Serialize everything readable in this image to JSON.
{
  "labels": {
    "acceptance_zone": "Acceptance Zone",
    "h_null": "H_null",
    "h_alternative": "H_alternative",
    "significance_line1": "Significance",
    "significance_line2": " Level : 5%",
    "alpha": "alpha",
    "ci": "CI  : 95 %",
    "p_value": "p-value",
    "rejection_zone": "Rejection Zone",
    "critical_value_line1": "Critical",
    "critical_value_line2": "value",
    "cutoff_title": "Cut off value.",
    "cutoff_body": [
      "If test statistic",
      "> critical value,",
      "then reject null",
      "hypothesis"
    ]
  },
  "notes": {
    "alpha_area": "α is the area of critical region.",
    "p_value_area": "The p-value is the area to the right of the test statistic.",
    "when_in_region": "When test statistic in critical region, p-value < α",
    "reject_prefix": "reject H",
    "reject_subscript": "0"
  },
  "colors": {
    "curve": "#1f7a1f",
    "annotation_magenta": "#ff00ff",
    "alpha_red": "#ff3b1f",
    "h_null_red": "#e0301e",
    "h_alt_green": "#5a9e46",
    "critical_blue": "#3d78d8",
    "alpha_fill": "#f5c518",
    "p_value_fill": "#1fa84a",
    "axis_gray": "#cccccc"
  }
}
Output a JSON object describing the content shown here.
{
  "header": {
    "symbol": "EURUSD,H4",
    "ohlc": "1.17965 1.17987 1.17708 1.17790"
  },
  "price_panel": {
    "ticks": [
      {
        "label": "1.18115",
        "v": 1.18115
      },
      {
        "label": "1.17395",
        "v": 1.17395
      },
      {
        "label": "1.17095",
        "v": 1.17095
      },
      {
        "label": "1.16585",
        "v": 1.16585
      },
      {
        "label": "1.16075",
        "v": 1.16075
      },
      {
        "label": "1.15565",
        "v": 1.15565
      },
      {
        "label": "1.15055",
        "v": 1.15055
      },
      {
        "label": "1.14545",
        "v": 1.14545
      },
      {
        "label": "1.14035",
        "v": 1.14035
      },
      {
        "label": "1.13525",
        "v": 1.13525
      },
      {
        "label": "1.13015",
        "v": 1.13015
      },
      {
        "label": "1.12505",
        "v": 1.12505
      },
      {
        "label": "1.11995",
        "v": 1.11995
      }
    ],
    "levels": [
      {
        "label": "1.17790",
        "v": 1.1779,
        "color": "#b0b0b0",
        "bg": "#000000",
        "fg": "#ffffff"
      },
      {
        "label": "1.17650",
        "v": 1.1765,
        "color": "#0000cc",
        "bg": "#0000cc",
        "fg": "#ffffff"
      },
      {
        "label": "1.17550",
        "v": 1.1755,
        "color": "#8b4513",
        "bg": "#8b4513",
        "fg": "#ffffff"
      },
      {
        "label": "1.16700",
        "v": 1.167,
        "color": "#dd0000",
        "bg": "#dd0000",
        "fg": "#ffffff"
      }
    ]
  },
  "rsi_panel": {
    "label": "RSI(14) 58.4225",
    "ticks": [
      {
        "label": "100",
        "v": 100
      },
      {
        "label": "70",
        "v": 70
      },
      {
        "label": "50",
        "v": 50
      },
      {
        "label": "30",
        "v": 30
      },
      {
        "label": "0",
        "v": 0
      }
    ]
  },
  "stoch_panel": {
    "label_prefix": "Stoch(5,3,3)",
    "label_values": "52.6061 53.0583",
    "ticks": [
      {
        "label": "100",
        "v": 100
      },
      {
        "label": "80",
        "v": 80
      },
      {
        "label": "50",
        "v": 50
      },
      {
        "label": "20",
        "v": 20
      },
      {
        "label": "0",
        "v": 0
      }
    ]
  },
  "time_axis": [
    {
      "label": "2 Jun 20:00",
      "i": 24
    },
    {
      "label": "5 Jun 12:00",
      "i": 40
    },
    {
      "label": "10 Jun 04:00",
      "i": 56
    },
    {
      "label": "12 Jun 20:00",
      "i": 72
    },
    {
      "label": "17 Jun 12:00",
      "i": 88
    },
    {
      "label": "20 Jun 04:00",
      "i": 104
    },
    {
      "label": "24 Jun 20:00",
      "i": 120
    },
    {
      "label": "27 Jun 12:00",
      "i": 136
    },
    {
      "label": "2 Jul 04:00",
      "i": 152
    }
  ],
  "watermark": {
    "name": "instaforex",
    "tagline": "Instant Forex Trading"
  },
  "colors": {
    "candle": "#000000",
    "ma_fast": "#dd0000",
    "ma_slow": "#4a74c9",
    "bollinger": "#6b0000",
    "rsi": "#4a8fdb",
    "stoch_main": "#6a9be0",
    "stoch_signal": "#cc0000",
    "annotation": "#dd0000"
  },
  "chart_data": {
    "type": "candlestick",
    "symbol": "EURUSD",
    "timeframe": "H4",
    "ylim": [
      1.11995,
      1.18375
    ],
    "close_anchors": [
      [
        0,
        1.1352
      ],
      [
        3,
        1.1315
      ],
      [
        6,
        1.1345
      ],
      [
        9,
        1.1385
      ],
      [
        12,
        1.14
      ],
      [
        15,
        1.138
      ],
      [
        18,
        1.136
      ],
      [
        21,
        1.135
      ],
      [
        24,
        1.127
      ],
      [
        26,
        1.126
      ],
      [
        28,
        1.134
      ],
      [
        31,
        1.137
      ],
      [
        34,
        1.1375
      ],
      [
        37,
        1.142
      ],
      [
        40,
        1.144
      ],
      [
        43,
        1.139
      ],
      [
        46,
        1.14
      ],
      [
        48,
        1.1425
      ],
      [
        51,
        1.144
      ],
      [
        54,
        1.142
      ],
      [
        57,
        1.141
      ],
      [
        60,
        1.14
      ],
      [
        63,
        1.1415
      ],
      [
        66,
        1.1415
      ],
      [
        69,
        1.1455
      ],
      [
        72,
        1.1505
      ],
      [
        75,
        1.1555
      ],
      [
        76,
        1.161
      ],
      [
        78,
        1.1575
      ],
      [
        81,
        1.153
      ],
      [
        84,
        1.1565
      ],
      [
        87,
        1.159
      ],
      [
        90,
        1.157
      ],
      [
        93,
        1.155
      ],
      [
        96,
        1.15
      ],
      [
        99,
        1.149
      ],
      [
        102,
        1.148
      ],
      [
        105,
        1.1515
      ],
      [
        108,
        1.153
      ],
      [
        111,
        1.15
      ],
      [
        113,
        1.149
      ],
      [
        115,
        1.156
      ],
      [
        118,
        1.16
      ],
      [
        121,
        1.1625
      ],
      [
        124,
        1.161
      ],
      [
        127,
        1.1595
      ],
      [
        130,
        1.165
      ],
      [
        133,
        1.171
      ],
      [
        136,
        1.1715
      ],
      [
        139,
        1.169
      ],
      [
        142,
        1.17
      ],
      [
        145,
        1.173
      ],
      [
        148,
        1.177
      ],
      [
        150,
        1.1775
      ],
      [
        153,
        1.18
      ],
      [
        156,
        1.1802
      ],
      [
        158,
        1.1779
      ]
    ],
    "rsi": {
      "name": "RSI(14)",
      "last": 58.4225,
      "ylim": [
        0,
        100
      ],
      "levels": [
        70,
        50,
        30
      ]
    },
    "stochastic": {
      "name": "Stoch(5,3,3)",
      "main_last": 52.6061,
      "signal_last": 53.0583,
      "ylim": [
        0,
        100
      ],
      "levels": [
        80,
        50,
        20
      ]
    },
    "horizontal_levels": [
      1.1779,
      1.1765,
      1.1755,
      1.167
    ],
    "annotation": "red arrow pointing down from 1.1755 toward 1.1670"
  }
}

- **Stated goal**: Write the data from above out again, exactly.

- **Completed exercise**:
Serialize everything readable in this image to JSON.
{
  "labels": {
    "acceptance_zone": "Acceptance Zone",
    "h_null": "H_null",
    "h_alternative": "H_alternative",
    "significance_line1": "Significance",
    "significance_line2": " Level : 5%",
    "alpha": "alpha",
    "ci": "CI  : 95 %",
    "p_value": "p-value",
    "rejection_zone": "Rejection Zone",
    "critical_value_line1": "Critical",
    "critical_value_line2": "value",
    "cutoff_title": "Cut off value.",
    "cutoff_body": [
      "If test statistic",
      "> critical value,",
      "then reject null",
      "hypothesis"
    ]
  },
  "notes": {
    "alpha_area": "α is the area of critical region.",
    "p_value_area": "The p-value is the area to the right of the test statistic.",
    "when_in_region": "When test statistic in critical region, p-value < α",
    "reject_prefix": "reject H",
    "reject_subscript": "0"
  },
  "colors": {
    "curve": "#1f7a1f",
    "annotation_magenta": "#ff00ff",
    "alpha_red": "#ff3b1f",
    "h_null_red": "#e0301e",
    "h_alt_green": "#5a9e46",
    "critical_blue": "#3d78d8",
    "alpha_fill": "#f5c518",
    "p_value_fill": "#1fa84a",
    "axis_gray": "#cccccc"
  }
}
Output a JSON object describing the content shown here.
{
  "header": {
    "symbol": "EURUSD,H4",
    "ohlc": "1.17965 1.17987 1.17708 1.17790"
  },
  "price_panel": {
    "ticks": [
      {
        "label": "1.18115",
        "v": 1.18115
      },
      {
        "label": "1.17395",
        "v": 1.17395
      },
      {
        "label": "1.17095",
        "v": 1.17095
      },
      {
        "label": "1.16585",
        "v": 1.16585
      },
      {
        "label": "1.16075",
        "v": 1.16075
      },
      {
        "label": "1.15565",
        "v": 1.15565
      },
      {
        "label": "1.15055",
        "v": 1.15055
      },
      {
        "label": "1.14545",
        "v": 1.14545
      },
      {
        "label": "1.14035",
        "v": 1.14035
      },
      {
        "label": "1.13525",
        "v": 1.13525
      },
      {
        "label": "1.13015",
        "v": 1.13015
      },
      {
        "label": "1.12505",
        "v": 1.12505
      },
      {
        "label": "1.11995",
        "v": 1.11995
      }
    ],
    "levels": [
      {
        "label": "1.17790",
        "v": 1.1779,
        "color": "#b0b0b0",
        "bg": "#000000",
        "fg": "#ffffff"
      },
      {
        "label": "1.17650",
        "v": 1.1765,
        "color": "#0000cc",
        "bg": "#0000cc",
        "fg": "#ffffff"
      },
      {
        "label": "1.17550",
        "v": 1.1755,
        "color": "#8b4513",
        "bg": "#8b4513",
        "fg": "#ffffff"
      },
      {
        "label": "1.16700",
        "v": 1.167,
        "color": "#dd0000",
        "bg": "#dd0000",
        "fg": "#ffffff"
      }
    ]
  },
  "rsi_panel": {
    "label": "RSI(14) 58.4225",
    "ticks": [
      {
        "label": "100",
        "v": 100
      },
      {
        "label": "70",
        "v": 70
      },
      {
        "label": "50",
        "v": 50
      },
      {
        "label": "30",
        "v": 30
      },
      {
        "label": "0",
        "v": 0
      }
    ]
  },
  "stoch_panel": {
    "label_prefix": "Stoch(5,3,3)",
    "label_values": "52.6061 53.0583",
    "ticks": [
      {
        "label": "100",
        "v": 100
      },
      {
        "label": "80",
        "v": 80
      },
      {
        "label": "50",
        "v": 50
      },
      {
        "label": "20",
        "v": 20
      },
      {
        "label": "0",
        "v": 0
      }
    ]
  },
  "time_axis": [
    {
      "label": "2 Jun 20:00",
      "i": 24
    },
    {
      "label": "5 Jun 12:00",
      "i": 40
    },
    {
      "label": "10 Jun 04:00",
      "i": 56
    },
    {
      "label": "12 Jun 20:00",
      "i": 72
    },
    {
      "label": "17 Jun 12:00",
      "i": 88
    },
    {
      "label": "20 Jun 04:00",
      "i": 104
    },
    {
      "label": "24 Jun 20:00",
      "i": 120
    },
    {
      "label": "27 Jun 12:00",
      "i": 136
    },
    {
      "label": "2 Jul 04:00",
      "i": 152
    }
  ],
  "watermark": {
    "name": "instaforex",
    "tagline": "Instant Forex Trading"
  },
  "colors": {
    "candle": "#000000",
    "ma_fast": "#dd0000",
    "ma_slow": "#4a74c9",
    "bollinger": "#6b0000",
    "rsi": "#4a8fdb",
    "stoch_main": "#6a9be0",
    "stoch_signal": "#cc0000",
    "annotation": "#dd0000"
  },
  "chart_data": {
    "type": "candlestick",
    "symbol": "EURUSD",
    "timeframe": "H4",
    "ylim": [
      1.11995,
      1.18375
    ],
    "close_anchors": [
      [
        0,
        1.1352
      ],
      [
        3,
        1.1315
      ],
      [
        6,
        1.1345
      ],
      [
        9,
        1.1385
      ],
      [
        12,
        1.14
      ],
      [
        15,
        1.138
      ],
      [
        18,
        1.136
      ],
      [
        21,
        1.135
      ],
      [
        24,
        1.127
      ],
      [
        26,
        1.126
      ],
      [
        28,
        1.134
      ],
      [
        31,
        1.137
      ],
      [
        34,
        1.1375
      ],
      [
        37,
        1.142
      ],
      [
        40,
        1.144
      ],
      [
        43,
        1.139
      ],
      [
        46,
        1.14
      ],
      [
        48,
        1.1425
      ],
      [
        51,
        1.144
      ],
      [
        54,
        1.142
      ],
      [
        57,
        1.141
      ],
      [
        60,
        1.14
      ],
      [
        63,
        1.1415
      ],
      [
        66,
        1.1415
      ],
      [
        69,
        1.1455
      ],
      [
        72,
        1.1505
      ],
      [
        75,
        1.1555
      ],
      [
        76,
        1.161
      ],
      [
        78,
        1.1575
      ],
      [
        81,
        1.153
      ],
      [
        84,
        1.1565
      ],
      [
        87,
        1.159
      ],
      [
        90,
        1.157
      ],
      [
        93,
        1.155
      ],
      [
        96,
        1.15
      ],
      [
        99,
        1.149
      ],
      [
        102,
        1.148
      ],
      [
        105,
        1.1515
      ],
      [
        108,
        1.153
      ],
      [
        111,
        1.15
      ],
      [
        113,
        1.149
      ],
      [
        115,
        1.156
      ],
      [
        118,
        1.16
      ],
      [
        121,
        1.1625
      ],
      [
        124,
        1.161
      ],
      [
        127,
        1.1595
      ],
      [
        130,
        1.165
      ],
      [
        133,
        1.171
      ],
      [
        136,
        1.1715
      ],
      [
        139,
        1.169
      ],
      [
        142,
        1.17
      ],
      [
        145,
        1.173
      ],
      [
        148,
        1.177
      ],
      [
        150,
        1.1775
      ],
      [
        153,
        1.18
      ],
      [
        156,
        1.1802
      ],
      [
        158,
        1.1779
      ]
    ],
    "rsi": {
      "name": "RSI(14)",
      "last": 58.4225,
      "ylim": [
        0,
        100
      ],
      "levels": [
        70,
        50,
        30
      ]
    },
    "stochastic": {
      "name": "Stoch(5,3,3)",
      "main_last": 52.6061,
      "signal_last": 53.0583,
      "ylim": [
        0,
        100
      ],
      "levels": [
        80,
        50,
        20
      ]
    },
    "horizontal_levels": [
      1.1779,
      1.1765,
      1.1755,
      1.167
    ],
    "annotation": "red arrow pointing down from 1.1755 toward 1.1670"
  }
}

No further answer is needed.